··· INPUT FOR THIS TASK ···

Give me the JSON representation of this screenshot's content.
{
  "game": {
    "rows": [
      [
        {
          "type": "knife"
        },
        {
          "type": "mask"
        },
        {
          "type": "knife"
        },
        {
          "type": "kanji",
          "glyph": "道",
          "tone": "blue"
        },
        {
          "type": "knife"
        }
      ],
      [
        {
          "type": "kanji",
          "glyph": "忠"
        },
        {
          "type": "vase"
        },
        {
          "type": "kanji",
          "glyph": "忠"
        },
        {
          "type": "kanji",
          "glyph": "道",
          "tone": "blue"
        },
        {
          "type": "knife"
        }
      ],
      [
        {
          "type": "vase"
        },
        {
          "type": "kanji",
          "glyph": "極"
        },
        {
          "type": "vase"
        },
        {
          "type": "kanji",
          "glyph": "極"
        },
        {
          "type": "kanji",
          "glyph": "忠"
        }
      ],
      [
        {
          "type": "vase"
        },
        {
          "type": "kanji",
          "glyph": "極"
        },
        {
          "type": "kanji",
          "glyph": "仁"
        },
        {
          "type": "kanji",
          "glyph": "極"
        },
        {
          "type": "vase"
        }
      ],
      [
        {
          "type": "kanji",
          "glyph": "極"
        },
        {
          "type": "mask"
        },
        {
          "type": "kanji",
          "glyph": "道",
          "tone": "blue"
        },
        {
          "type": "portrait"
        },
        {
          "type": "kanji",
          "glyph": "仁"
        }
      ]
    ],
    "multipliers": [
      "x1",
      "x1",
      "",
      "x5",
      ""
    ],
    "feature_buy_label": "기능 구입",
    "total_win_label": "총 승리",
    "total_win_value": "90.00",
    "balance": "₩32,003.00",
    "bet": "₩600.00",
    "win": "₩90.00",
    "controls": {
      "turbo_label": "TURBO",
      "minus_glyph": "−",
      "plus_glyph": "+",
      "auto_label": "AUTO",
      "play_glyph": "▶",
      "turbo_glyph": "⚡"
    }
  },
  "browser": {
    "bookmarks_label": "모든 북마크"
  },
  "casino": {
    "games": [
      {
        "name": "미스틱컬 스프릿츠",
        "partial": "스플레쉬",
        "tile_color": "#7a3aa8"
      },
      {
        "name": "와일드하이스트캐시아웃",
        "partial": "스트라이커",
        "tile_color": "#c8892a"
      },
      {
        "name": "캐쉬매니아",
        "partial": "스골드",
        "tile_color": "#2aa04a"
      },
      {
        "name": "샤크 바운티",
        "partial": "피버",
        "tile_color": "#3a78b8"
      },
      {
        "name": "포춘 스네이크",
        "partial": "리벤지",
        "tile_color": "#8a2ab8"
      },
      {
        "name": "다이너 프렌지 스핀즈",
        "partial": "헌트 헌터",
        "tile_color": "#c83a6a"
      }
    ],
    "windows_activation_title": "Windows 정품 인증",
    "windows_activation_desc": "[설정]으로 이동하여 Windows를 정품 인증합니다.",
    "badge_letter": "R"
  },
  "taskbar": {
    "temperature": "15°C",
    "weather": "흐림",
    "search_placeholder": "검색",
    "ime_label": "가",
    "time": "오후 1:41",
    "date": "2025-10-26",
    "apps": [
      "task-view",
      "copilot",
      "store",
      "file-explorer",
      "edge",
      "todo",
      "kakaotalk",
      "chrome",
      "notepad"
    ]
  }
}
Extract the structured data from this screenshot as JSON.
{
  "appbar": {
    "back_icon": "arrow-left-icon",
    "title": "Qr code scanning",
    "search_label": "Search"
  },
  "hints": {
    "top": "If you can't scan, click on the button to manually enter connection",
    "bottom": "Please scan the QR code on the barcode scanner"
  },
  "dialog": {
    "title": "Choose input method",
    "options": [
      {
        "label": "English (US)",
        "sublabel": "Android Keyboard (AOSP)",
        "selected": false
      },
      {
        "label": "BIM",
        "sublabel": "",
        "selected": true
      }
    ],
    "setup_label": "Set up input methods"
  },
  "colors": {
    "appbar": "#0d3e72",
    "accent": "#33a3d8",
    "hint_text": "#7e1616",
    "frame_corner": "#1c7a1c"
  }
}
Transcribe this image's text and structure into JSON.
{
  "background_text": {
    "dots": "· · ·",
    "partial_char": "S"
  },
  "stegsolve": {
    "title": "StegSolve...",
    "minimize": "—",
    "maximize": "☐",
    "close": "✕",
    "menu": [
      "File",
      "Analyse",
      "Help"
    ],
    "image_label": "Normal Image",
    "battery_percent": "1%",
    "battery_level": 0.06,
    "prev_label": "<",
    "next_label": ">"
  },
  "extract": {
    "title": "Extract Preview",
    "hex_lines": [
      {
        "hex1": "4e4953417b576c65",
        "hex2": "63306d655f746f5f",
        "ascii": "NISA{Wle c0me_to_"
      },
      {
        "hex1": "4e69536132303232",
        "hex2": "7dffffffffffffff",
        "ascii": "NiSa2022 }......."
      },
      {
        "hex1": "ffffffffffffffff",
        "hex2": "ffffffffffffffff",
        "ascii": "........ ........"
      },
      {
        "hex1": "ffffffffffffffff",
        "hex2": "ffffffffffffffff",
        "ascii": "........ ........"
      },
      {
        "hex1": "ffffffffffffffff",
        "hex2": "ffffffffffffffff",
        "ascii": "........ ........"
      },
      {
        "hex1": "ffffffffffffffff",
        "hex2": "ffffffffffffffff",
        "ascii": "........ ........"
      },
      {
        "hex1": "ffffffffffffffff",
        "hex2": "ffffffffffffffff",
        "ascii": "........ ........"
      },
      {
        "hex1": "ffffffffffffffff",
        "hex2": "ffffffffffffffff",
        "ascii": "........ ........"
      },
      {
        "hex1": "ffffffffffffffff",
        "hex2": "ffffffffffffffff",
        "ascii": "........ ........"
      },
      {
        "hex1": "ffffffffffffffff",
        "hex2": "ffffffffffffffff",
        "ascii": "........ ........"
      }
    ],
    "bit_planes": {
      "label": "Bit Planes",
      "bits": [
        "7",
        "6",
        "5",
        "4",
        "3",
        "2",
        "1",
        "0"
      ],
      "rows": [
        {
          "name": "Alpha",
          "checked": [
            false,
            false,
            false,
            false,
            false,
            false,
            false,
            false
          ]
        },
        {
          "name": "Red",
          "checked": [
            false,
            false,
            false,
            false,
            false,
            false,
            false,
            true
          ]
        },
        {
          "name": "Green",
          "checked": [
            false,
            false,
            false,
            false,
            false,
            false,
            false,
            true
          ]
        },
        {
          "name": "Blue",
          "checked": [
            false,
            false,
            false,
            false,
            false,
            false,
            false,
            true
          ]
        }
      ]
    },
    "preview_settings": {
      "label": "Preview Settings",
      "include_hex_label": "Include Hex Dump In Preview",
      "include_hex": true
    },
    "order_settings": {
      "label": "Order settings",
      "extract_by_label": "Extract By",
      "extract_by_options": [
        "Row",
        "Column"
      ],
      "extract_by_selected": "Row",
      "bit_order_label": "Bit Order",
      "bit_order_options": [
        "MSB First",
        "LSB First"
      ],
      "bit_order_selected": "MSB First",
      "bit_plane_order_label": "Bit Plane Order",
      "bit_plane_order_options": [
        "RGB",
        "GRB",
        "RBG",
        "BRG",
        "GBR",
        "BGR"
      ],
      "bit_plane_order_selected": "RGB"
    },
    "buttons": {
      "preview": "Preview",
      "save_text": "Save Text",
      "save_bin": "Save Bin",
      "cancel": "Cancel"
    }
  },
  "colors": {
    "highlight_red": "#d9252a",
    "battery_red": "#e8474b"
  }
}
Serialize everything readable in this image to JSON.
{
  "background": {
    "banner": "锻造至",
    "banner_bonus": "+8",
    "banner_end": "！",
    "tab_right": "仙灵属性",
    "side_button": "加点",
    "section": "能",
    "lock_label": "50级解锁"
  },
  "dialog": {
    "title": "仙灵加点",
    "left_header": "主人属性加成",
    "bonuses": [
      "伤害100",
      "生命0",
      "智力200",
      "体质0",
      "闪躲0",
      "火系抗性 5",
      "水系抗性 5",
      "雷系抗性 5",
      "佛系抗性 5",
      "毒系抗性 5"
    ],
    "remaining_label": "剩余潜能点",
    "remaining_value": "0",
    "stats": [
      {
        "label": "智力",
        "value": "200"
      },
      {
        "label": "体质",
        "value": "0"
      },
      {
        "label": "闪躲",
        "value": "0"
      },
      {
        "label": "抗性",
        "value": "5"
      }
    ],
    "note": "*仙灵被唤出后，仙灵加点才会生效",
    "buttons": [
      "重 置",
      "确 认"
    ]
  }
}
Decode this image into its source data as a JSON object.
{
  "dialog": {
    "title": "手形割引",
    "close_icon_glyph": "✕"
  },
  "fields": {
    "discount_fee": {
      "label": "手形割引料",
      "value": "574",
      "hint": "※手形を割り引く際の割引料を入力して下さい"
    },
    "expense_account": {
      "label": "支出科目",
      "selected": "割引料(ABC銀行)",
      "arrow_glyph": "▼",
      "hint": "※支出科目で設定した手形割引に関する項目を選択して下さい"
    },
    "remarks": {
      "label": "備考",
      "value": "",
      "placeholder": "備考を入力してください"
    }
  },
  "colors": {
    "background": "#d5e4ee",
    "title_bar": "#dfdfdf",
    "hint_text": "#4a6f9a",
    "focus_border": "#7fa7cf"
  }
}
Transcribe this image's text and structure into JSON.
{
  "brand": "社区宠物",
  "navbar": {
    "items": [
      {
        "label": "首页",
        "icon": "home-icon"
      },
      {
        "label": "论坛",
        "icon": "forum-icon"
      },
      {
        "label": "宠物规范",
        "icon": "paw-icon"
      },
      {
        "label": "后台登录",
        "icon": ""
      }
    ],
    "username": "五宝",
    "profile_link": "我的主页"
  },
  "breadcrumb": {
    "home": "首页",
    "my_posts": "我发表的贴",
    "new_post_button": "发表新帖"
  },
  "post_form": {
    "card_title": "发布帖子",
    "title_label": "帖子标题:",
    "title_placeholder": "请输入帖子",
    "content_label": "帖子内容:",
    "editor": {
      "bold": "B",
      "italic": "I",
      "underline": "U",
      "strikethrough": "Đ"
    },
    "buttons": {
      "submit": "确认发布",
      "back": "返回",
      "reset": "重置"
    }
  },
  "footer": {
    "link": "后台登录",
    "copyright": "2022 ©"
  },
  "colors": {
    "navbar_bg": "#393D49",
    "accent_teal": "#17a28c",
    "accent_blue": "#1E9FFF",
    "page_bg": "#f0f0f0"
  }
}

···

● GIVEN EXERCISE:
Locate all lines holding the word "First", then copy them out.

● RESULT FOR THIS EXERCISE:
        "MSB First",
        "LSB First"
      "bit_order_selected": "MSB First",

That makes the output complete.